• [PROMPT]: Identify each line of the entries below that contains the string "pass", and copy those lines out.

Dataset records
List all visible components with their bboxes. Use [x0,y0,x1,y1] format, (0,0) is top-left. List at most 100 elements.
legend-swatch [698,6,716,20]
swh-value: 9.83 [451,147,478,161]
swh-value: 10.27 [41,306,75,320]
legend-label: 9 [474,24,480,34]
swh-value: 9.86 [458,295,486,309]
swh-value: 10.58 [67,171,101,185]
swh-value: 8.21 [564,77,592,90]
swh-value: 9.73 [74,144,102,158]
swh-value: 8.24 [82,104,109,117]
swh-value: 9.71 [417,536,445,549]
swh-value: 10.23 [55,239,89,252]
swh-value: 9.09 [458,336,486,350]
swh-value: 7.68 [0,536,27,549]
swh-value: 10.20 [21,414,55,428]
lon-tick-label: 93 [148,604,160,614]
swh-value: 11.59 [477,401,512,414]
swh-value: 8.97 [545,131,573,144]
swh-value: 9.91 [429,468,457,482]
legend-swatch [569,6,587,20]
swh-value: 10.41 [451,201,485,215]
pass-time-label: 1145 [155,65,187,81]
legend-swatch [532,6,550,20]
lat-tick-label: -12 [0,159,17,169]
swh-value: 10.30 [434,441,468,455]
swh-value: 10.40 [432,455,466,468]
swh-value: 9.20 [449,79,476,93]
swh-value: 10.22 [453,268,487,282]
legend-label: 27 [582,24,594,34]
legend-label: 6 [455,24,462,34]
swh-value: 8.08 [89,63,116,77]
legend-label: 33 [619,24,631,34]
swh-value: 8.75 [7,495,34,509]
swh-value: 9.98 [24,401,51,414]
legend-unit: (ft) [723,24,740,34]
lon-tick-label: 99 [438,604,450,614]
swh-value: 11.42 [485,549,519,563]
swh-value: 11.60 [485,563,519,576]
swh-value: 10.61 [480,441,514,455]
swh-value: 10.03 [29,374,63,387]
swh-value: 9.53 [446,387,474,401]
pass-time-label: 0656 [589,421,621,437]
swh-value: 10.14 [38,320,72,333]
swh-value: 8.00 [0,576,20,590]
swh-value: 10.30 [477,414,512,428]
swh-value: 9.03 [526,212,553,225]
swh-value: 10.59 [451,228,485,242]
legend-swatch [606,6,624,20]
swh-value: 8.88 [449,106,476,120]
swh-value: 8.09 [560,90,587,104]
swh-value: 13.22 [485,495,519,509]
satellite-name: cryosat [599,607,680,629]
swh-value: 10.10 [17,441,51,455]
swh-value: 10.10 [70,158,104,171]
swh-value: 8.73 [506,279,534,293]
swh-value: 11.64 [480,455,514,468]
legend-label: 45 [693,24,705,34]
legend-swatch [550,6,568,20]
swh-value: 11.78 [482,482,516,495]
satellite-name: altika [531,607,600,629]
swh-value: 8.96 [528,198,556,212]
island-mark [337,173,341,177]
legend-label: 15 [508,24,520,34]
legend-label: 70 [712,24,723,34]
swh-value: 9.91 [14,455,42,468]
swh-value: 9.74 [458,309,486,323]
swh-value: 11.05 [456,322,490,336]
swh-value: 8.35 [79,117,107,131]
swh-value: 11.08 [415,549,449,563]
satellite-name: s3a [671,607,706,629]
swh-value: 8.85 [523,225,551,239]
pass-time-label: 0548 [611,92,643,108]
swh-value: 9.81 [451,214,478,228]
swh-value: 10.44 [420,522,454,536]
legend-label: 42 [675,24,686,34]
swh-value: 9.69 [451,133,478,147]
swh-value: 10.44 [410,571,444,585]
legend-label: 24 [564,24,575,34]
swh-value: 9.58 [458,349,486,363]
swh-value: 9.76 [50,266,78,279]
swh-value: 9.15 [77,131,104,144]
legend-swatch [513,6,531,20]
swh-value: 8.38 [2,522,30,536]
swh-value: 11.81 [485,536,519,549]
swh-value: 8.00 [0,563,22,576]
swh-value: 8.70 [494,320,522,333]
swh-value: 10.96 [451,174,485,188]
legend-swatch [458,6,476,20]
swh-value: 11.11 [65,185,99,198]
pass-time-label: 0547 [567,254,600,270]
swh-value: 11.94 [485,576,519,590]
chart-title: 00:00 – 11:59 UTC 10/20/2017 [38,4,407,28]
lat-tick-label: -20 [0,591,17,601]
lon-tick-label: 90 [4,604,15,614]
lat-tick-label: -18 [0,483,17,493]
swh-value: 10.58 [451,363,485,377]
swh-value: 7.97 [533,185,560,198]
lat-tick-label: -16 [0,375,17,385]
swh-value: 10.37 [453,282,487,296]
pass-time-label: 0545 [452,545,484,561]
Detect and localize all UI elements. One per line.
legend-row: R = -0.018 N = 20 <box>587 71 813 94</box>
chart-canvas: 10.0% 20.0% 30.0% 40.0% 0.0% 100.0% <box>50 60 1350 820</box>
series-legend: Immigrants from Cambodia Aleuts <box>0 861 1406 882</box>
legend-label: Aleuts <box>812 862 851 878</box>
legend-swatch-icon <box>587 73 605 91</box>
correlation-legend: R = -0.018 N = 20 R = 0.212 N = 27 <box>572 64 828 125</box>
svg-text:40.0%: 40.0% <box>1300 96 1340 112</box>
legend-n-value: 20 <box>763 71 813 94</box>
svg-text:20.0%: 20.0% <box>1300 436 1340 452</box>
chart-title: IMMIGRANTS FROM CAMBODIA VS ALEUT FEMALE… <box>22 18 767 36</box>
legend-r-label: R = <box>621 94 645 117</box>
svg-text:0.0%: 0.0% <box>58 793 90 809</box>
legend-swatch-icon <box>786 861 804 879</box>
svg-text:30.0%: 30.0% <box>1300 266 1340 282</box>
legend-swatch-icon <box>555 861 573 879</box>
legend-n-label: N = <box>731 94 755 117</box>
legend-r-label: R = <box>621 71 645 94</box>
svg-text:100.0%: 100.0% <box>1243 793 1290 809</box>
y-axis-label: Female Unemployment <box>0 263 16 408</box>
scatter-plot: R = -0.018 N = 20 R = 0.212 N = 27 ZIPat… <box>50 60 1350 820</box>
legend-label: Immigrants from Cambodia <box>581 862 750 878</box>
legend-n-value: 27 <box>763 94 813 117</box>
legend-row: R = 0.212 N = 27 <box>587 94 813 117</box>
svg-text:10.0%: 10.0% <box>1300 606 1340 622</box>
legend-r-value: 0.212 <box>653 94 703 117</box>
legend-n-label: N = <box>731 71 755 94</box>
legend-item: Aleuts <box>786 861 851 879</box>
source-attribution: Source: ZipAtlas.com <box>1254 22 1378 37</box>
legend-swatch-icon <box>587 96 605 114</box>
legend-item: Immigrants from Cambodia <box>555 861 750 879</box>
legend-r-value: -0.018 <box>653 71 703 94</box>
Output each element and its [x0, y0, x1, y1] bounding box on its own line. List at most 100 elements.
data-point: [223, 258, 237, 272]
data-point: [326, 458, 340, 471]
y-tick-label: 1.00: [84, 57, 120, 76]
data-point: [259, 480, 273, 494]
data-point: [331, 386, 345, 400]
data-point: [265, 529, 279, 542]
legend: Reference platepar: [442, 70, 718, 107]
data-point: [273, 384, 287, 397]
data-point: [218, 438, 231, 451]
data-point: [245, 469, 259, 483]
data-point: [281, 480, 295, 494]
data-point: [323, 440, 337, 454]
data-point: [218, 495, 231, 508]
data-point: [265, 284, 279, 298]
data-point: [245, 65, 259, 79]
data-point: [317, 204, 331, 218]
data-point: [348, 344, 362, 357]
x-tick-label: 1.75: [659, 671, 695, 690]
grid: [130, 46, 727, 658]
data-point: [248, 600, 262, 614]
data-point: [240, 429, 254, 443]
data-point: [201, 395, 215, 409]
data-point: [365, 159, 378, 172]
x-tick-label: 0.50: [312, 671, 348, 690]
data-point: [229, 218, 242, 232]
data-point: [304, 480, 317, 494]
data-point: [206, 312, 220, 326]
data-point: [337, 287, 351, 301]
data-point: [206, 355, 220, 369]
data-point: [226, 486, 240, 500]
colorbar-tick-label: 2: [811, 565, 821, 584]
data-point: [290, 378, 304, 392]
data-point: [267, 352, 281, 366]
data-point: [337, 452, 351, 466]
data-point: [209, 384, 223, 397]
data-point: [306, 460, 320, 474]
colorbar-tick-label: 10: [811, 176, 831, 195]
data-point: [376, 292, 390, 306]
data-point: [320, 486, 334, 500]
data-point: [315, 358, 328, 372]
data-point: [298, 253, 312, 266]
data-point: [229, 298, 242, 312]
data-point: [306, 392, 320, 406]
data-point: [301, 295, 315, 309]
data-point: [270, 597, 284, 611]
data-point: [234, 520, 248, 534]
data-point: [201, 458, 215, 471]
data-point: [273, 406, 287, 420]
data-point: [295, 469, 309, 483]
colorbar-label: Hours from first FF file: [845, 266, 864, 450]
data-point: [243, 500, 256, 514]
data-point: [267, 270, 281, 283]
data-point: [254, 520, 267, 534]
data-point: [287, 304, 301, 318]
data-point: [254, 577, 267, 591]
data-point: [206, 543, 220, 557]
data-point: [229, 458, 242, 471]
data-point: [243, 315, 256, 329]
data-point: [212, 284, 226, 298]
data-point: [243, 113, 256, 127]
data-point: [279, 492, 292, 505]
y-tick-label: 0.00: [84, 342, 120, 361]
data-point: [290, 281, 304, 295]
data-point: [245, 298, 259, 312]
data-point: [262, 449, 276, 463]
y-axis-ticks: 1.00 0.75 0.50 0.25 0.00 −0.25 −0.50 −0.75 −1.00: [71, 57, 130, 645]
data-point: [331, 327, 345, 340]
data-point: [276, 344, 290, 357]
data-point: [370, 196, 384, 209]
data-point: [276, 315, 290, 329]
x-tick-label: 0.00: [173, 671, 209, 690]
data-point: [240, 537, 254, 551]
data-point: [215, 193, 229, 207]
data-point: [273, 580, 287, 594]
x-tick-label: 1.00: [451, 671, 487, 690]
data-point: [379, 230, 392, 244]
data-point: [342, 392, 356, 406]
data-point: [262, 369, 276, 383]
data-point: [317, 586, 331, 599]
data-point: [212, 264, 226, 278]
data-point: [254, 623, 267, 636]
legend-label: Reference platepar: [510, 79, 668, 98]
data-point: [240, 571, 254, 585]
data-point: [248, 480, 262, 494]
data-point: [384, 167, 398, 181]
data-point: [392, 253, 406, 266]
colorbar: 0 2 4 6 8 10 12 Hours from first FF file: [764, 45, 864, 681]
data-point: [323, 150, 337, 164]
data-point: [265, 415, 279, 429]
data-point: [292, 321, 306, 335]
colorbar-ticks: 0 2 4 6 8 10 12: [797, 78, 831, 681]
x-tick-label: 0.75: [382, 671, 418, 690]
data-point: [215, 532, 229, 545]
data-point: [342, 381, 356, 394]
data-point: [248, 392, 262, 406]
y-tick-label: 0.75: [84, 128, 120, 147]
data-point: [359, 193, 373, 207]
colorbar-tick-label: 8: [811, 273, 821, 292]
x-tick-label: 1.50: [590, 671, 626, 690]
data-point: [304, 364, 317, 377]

• [THE COMPLETED TASK]:
pass-time-label: 1145 [155,65,187,81]
pass-time-label: 0656 [589,421,621,437]
pass-time-label: 0548 [611,92,643,108]
pass-time-label: 0547 [567,254,600,270]
pass-time-label: 0545 [452,545,484,561]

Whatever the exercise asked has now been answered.